FRAGMENTO DE LECTURA —
El slapstick cobra sentido como impulsor fundamental de la acción. Y la ternura que emana del personaje y su peripecia jamás se vuelve sentimental, si acaso deriva en cierto humor agridulce. Porque, al final, la película habla de alguna cosa seria, como del hombre ajeno a la guerra movido por el amor a su oficio más que por ninguna clase de patriotismo, que persigue a toda costa su felicidad sin darse cuenta de que los suyos se rinden y huyen a toda prisa en dirección contraria y, cuando finalmente es consciente, sin importarle.

Extractos de un conjunto de anotaciones de maquetación:
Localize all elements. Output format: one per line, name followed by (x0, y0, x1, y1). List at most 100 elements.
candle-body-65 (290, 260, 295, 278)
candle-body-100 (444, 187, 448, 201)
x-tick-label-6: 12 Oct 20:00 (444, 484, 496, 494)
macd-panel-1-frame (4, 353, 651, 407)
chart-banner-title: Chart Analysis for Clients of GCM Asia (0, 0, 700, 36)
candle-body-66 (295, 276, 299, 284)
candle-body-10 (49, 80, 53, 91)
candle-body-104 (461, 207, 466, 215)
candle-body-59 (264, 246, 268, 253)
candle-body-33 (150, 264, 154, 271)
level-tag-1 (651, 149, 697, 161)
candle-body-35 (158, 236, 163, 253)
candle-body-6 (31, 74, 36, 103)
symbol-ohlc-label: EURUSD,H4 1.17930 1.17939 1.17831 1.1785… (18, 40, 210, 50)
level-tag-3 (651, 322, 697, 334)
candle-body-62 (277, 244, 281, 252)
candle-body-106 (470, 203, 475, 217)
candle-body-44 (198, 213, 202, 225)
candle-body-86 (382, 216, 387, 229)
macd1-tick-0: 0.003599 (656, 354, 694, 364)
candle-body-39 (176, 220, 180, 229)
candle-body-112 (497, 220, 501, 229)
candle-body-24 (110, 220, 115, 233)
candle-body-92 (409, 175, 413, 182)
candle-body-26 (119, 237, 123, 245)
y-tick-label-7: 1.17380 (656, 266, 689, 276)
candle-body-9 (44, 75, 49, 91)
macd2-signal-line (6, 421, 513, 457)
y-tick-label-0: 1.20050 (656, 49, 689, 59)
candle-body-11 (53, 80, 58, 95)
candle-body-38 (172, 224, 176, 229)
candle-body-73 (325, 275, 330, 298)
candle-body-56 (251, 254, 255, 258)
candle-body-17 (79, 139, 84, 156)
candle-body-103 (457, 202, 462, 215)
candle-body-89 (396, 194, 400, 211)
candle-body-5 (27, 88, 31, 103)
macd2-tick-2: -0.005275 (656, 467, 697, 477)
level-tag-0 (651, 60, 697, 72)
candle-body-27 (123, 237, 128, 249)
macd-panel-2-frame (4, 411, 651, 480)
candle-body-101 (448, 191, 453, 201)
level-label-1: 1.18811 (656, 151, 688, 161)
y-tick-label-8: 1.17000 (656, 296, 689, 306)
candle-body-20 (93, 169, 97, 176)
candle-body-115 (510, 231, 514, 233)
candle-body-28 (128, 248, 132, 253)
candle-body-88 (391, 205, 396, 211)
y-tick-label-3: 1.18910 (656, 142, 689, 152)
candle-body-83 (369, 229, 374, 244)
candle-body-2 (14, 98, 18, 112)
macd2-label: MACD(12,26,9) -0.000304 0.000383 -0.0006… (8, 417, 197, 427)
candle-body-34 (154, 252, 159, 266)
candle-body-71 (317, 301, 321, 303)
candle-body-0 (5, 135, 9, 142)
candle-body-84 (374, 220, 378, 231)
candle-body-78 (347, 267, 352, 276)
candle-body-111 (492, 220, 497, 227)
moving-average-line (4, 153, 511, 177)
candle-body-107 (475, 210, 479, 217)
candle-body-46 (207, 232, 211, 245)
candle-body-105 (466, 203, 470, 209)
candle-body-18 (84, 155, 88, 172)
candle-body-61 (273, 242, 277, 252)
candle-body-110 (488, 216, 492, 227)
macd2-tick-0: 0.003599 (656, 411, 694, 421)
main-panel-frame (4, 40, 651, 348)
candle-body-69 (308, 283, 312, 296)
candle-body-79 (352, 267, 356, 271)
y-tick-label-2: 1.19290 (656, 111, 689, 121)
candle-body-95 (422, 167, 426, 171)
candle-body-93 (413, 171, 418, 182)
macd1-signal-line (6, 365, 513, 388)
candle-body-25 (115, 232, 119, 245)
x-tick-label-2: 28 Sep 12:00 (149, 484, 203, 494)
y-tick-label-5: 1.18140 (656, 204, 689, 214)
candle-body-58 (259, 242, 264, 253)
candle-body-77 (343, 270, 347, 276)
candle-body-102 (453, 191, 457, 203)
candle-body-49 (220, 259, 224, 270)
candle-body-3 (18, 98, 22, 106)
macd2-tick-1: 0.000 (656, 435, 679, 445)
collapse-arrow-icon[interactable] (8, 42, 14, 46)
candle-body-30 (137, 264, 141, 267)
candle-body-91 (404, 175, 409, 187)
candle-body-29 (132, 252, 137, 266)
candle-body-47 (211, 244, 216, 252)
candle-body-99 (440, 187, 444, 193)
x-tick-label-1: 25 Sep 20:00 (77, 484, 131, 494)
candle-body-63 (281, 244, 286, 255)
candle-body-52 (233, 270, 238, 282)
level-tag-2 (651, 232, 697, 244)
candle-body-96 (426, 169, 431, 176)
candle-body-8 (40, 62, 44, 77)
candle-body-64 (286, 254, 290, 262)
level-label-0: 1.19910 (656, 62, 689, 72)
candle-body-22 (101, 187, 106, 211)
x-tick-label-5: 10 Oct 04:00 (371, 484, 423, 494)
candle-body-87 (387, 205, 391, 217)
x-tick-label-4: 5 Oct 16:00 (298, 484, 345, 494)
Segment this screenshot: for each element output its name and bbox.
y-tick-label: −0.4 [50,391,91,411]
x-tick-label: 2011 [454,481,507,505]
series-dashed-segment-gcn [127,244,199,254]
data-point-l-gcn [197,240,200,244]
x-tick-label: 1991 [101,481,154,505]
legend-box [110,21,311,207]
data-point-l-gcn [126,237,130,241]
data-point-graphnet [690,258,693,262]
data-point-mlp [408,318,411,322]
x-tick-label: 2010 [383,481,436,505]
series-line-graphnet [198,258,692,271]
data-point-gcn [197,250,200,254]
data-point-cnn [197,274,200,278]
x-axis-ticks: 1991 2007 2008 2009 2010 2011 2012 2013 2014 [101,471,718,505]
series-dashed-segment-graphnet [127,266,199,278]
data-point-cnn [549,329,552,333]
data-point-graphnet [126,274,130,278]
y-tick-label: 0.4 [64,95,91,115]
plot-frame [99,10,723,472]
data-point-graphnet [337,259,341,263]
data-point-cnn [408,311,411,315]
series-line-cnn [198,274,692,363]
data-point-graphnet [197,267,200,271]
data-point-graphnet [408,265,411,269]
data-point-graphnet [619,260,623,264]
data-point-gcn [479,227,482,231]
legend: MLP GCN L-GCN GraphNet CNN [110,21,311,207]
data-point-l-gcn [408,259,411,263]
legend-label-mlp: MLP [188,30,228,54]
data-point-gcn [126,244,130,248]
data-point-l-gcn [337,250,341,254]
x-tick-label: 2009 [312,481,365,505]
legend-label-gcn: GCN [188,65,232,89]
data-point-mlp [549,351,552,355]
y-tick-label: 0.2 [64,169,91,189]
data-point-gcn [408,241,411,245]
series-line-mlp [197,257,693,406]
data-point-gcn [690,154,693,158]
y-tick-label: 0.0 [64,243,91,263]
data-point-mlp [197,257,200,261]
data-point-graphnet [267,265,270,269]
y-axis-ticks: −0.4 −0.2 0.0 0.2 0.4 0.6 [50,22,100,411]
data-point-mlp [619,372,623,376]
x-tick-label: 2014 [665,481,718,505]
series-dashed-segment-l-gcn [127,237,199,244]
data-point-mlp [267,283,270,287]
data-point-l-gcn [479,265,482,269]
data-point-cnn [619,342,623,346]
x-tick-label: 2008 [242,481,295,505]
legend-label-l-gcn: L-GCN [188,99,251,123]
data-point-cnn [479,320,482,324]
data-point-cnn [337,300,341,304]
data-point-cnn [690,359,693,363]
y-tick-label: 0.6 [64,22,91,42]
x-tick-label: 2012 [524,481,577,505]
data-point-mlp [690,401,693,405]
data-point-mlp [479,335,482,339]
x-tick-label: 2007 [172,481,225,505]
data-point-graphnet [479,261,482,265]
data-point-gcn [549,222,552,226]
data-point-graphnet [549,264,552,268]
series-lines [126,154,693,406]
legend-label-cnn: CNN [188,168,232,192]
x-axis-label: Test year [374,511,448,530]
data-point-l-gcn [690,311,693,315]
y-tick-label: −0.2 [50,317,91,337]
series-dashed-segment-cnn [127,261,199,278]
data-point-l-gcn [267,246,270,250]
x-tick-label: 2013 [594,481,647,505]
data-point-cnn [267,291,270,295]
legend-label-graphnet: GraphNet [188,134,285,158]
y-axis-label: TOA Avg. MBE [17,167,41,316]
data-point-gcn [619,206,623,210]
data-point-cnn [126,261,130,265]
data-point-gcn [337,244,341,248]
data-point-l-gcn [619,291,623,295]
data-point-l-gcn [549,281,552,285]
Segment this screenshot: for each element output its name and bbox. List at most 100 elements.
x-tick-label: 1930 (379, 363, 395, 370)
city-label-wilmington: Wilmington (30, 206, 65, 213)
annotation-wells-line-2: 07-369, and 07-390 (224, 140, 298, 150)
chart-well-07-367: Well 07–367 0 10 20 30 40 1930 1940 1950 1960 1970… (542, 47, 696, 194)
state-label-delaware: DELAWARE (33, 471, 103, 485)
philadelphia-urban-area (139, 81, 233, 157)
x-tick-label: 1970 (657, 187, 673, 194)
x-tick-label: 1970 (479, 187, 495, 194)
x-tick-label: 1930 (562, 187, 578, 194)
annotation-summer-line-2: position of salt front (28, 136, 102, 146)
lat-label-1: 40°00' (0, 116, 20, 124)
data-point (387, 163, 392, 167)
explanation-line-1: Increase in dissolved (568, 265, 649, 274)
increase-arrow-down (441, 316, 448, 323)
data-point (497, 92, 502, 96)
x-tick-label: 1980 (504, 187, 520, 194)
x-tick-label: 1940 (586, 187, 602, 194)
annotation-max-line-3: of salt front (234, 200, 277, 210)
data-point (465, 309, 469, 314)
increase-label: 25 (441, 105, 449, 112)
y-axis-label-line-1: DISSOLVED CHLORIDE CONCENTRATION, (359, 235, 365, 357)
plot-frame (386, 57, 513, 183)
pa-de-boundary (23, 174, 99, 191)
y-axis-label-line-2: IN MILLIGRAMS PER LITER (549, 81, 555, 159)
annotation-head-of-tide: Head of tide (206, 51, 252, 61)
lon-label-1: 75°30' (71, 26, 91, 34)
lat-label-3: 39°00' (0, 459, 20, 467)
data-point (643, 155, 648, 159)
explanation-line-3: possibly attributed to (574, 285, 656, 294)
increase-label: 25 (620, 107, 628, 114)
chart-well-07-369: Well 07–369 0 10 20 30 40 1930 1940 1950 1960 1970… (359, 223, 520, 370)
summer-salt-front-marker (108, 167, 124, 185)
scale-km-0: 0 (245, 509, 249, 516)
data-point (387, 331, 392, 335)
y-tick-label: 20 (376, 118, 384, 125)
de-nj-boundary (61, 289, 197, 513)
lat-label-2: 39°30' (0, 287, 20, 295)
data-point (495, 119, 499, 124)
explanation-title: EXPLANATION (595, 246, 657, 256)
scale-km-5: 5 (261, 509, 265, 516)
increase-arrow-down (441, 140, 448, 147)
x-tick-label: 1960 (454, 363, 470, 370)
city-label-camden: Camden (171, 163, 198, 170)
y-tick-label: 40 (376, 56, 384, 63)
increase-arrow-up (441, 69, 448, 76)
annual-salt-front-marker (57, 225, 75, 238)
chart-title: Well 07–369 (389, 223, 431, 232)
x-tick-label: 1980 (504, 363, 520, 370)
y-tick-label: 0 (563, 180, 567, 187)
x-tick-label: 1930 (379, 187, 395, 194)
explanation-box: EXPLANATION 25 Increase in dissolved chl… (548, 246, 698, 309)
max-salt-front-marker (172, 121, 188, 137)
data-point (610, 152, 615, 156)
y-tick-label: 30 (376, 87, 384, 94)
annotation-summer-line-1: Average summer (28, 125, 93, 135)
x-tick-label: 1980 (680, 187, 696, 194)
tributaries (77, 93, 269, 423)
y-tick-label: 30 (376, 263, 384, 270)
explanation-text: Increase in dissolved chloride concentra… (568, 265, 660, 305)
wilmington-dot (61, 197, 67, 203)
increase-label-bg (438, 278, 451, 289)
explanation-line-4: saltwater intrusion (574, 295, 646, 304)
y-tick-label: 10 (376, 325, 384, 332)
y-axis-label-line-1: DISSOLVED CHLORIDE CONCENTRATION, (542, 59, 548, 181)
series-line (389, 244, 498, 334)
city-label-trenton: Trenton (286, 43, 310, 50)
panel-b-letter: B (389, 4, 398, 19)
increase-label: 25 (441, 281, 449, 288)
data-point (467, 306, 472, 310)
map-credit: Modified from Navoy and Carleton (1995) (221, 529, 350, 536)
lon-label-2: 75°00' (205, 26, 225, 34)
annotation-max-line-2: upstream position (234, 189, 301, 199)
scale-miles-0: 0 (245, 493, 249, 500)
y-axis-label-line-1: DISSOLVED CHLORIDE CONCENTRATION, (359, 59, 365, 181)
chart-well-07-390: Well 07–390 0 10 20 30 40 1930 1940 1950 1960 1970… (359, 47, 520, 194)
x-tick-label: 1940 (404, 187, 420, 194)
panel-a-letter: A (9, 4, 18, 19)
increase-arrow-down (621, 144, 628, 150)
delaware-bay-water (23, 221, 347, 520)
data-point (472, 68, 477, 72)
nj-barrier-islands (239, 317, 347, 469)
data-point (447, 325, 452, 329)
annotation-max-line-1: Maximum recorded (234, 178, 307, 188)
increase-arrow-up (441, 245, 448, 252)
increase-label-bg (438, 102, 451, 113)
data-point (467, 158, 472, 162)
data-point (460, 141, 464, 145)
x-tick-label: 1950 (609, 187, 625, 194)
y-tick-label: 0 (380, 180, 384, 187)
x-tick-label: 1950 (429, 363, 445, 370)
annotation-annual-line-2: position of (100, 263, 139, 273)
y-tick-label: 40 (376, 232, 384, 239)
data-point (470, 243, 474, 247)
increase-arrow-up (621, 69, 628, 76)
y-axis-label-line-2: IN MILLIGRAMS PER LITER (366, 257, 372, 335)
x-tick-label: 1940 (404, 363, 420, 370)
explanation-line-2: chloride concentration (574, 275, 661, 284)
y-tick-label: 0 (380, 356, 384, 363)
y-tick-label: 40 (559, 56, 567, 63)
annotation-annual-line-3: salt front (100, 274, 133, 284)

QUÉ HAY QUE HACER —
• A. Según el fragmento sobre la película, ¿qué cobra sentido como impulsor fundamental de la acción?
• B. Reescribe el tramo del fragmento sobre la película comprendido entre «El slapstick cobra» y «consciente, sin importarle.», ambos incluidos, sustituyendo «ternura» por «calidez».
• C. Prolonga el fragmento sobre la película a partir de su última frase.
Los ítems no son necesarios para resolver nada.

RESPUESTAS —
• A. El slapstick.

• B.
El slapstick cobra sentido como impulsor fundamental de la acción. Y la calidez que emana del personaje y su peripecia jamás se vuelve sentimental, si acaso deriva en cierto humor agridulce. Porque, al final, la película habla de alguna cosa seria, como del hombre ajeno a la guerra movido por el amor a su oficio más que por ninguna clase de patriotismo, que persigue a toda costa su felicidad sin darse cuenta de que los suyos se rinden y huyen a toda prisa en dirección contraria y, cuando finalmente es consciente, sin importarle.

• C.
Hasta el final de su vida, Buster Keaton tuvo instalado en casa un enorme tendido ferroviario, metros y metros de vías surcadas por ferrocarriles de juguete. Keaton amaba los trenes, pero menos que el cine. Por eso fue capaz de despeñar uno desde un puente en llamas en una escena carísima (se dice que el gag más costoso de la historia: 42.000 dólares de entonces; 1,7 millones de ahora) que sólo podía rodarse una vez. Los restos del ferrocarril estuvieron durante 20 años esparcidos por un río de Oregón hasta que alguien recogió la chatarra para emplearla en la Segunda Guerra Mundial. La película también se descalabró y pasó décadas olvidada, después de no ser bien recibida por aquellos que consideraron que hacer humor con su guerra civil era poco menos que un sacrilegio. Fue el principio del fin de la gloria de Keaton. A finales de los 50 sus obras empezaron a ser restauradas, la Academia le dio un Oscar honorífico y poco después en Europa volvían a proyectarse mientras cahieristas como Rohmer alababan la General como la obra maestra que realmente es, prueba de la profunda belleza que cabe en el humor de un tipo de semblante desolado que tan solo sonrió una vez en la pantalla. Y fue para demostrar que no funcionaba.